Material for this exercise =>
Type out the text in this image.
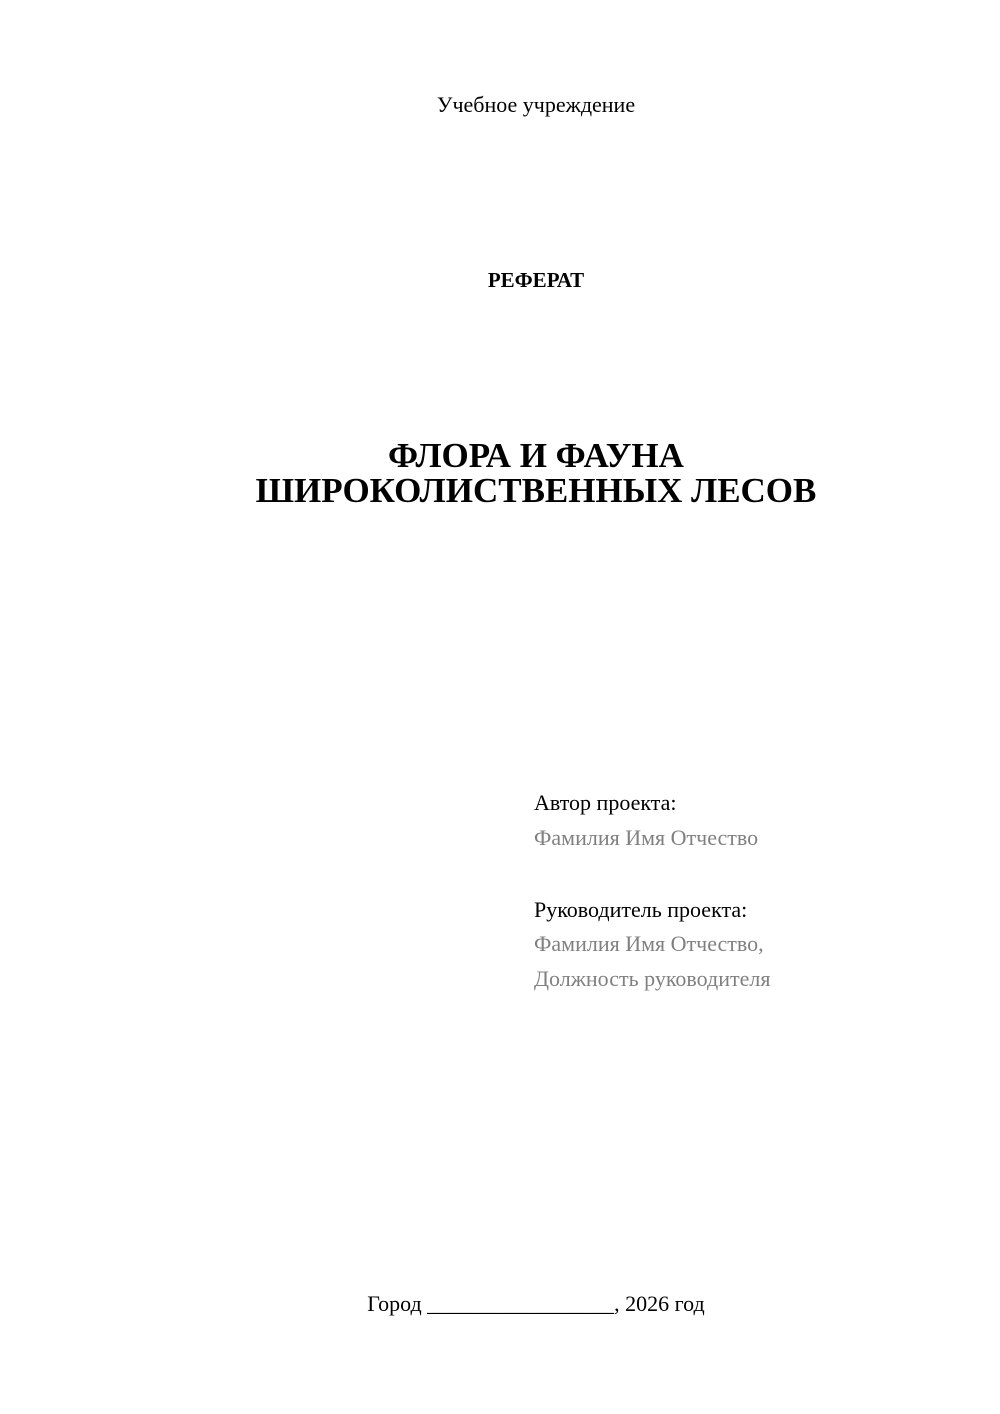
Учебное учреждение
РЕФЕРАТ
ФЛОРА И ФАУНА
ШИРОКОЛИСТВЕННЫХ ЛЕСОВ
Автор проекта:
Фамилия Имя Отчество
Руководитель проекта:
Фамилия Имя Отчество,
Должность руководителя
Город _________________, 2026 год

Your objective =>
Can you restate all the records above word for word while dropping the pictures?

Output of the task =>
Type out the text in this image.
Учебное учреждение
РЕФЕРАТ
ФЛОРА И ФАУНА
ШИРОКОЛИСТВЕННЫХ ЛЕСОВ
Автор проекта:
Фамилия Имя Отчество
Руководитель проекта:
Фамилия Имя Отчество,
Должность руководителя
Город _________________, 2026 год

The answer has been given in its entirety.